Exercise prompt: Write out each line of the listing as it stands, without the images.

Data provided:
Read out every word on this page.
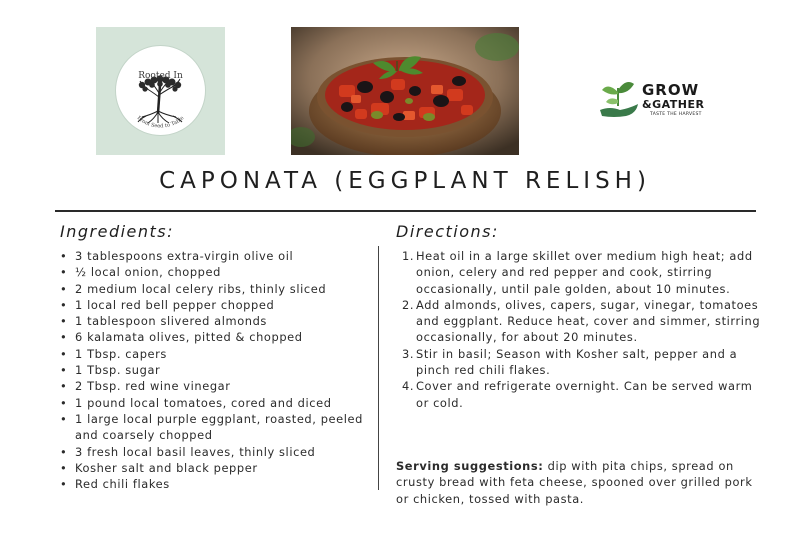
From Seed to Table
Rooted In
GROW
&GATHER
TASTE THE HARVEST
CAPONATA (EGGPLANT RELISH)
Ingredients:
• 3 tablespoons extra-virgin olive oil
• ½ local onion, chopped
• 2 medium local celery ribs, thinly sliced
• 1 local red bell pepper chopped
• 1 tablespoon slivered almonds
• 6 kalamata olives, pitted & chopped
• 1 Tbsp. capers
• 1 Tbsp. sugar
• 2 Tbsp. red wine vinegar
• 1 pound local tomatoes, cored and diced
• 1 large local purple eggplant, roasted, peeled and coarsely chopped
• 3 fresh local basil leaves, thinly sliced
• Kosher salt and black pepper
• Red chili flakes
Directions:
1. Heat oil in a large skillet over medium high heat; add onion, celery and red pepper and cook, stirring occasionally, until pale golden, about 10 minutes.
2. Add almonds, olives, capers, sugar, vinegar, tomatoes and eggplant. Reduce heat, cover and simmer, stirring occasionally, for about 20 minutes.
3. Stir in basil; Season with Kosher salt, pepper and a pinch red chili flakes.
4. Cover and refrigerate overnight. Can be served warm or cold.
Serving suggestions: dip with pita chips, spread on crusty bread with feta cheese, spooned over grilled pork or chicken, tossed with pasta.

Answer for this exercise:
Read out every word on this page.
From Seed to Table
Rooted In
GROW
&GATHER
TASTE THE HARVEST
CAPONATA (EGGPLANT RELISH)
Ingredients:
• 3 tablespoons extra-virgin olive oil
• ½ local onion, chopped
• 2 medium local celery ribs, thinly sliced
• 1 local red bell pepper chopped
• 1 tablespoon slivered almonds
• 6 kalamata olives, pitted & chopped
• 1 Tbsp. capers
• 1 Tbsp. sugar
• 2 Tbsp. red wine vinegar
• 1 pound local tomatoes, cored and diced
• 1 large local purple eggplant, roasted, peeled and coarsely chopped
• 3 fresh local basil leaves, thinly sliced
• Kosher salt and black pepper
• Red chili flakes
Directions:
1. Heat oil in a large skillet over medium high heat; add onion, celery and red pepper and cook, stirring occasionally, until pale golden, about 10 minutes.
2. Add almonds, olives, capers, sugar, vinegar, tomatoes and eggplant. Reduce heat, cover and simmer, stirring occasionally, for about 20 minutes.
3. Stir in basil; Season with Kosher salt, pepper and a pinch red chili flakes.
4. Cover and refrigerate overnight. Can be served warm or cold.
Serving suggestions: dip with pita chips, spread on crusty bread with feta cheese, spooned over grilled pork or chicken, tossed with pasta.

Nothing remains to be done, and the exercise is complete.